◆ DATASET ROWS:
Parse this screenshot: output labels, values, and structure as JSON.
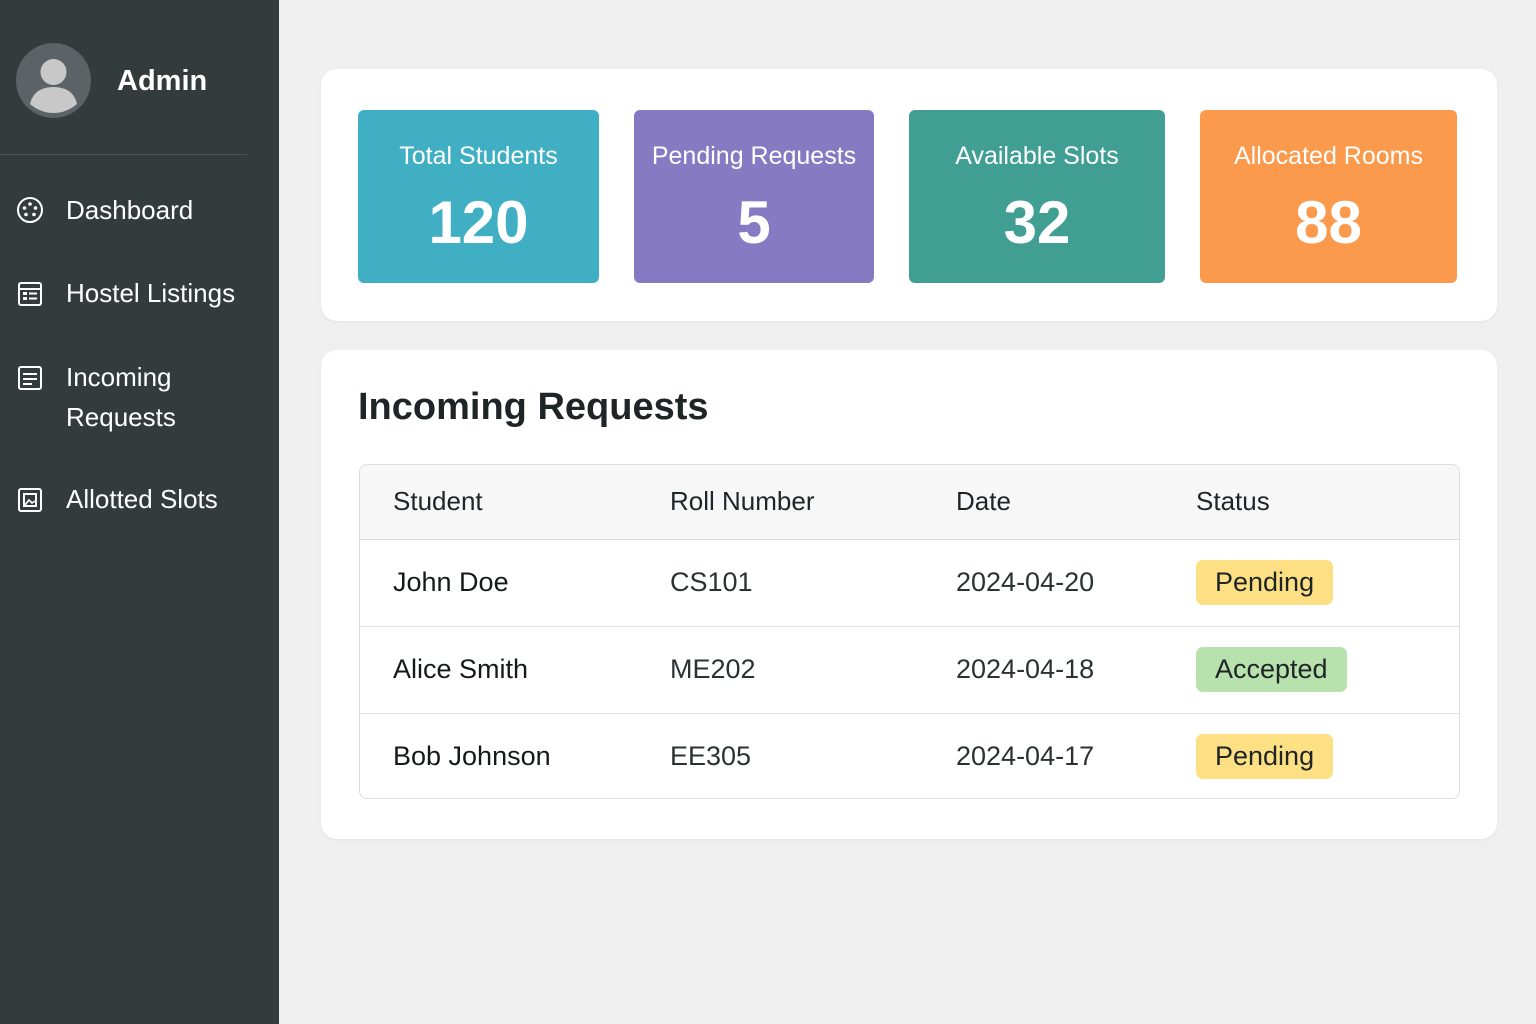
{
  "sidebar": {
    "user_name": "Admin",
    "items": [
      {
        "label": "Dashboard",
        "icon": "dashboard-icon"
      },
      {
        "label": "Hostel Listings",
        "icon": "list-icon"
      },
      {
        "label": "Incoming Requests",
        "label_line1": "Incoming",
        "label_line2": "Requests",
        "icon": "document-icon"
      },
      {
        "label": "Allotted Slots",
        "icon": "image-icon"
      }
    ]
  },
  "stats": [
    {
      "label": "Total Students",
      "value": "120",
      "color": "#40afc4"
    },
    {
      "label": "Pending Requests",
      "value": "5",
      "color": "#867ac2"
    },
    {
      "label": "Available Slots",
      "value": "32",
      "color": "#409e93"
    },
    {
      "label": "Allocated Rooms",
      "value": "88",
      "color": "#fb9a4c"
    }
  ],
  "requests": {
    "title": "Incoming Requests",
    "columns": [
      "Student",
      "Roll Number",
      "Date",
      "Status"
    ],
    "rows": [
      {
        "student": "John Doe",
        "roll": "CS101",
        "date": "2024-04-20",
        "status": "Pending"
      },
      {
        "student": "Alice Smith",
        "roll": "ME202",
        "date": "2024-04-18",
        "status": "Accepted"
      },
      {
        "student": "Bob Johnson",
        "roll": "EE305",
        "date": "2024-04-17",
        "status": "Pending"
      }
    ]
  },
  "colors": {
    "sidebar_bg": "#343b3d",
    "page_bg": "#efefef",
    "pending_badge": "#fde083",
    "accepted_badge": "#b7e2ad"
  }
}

◆ WRITTEN INSTRUCTION: Repeat the material verbatim. Do not carry over any picture.

◆ EXPECTED ANSWER:
Parse this screenshot: output labels, values, and structure as JSON.
{
  "sidebar": {
    "user_name": "Admin",
    "items": [
      {
        "label": "Dashboard",
        "icon": "dashboard-icon"
      },
      {
        "label": "Hostel Listings",
        "icon": "list-icon"
      },
      {
        "label": "Incoming Requests",
        "label_line1": "Incoming",
        "label_line2": "Requests",
        "icon": "document-icon"
      },
      {
        "label": "Allotted Slots",
        "icon": "image-icon"
      }
    ]
  },
  "stats": [
    {
      "label": "Total Students",
      "value": "120",
      "color": "#40afc4"
    },
    {
      "label": "Pending Requests",
      "value": "5",
      "color": "#867ac2"
    },
    {
      "label": "Available Slots",
      "value": "32",
      "color": "#409e93"
    },
    {
      "label": "Allocated Rooms",
      "value": "88",
      "color": "#fb9a4c"
    }
  ],
  "requests": {
    "title": "Incoming Requests",
    "columns": [
      "Student",
      "Roll Number",
      "Date",
      "Status"
    ],
    "rows": [
      {
        "student": "John Doe",
        "roll": "CS101",
        "date": "2024-04-20",
        "status": "Pending"
      },
      {
        "student": "Alice Smith",
        "roll": "ME202",
        "date": "2024-04-18",
        "status": "Accepted"
      },
      {
        "student": "Bob Johnson",
        "roll": "EE305",
        "date": "2024-04-17",
        "status": "Pending"
      }
    ]
  },
  "colors": {
    "sidebar_bg": "#343b3d",
    "page_bg": "#efefef",
    "pending_badge": "#fde083",
    "accepted_badge": "#b7e2ad"
  }
}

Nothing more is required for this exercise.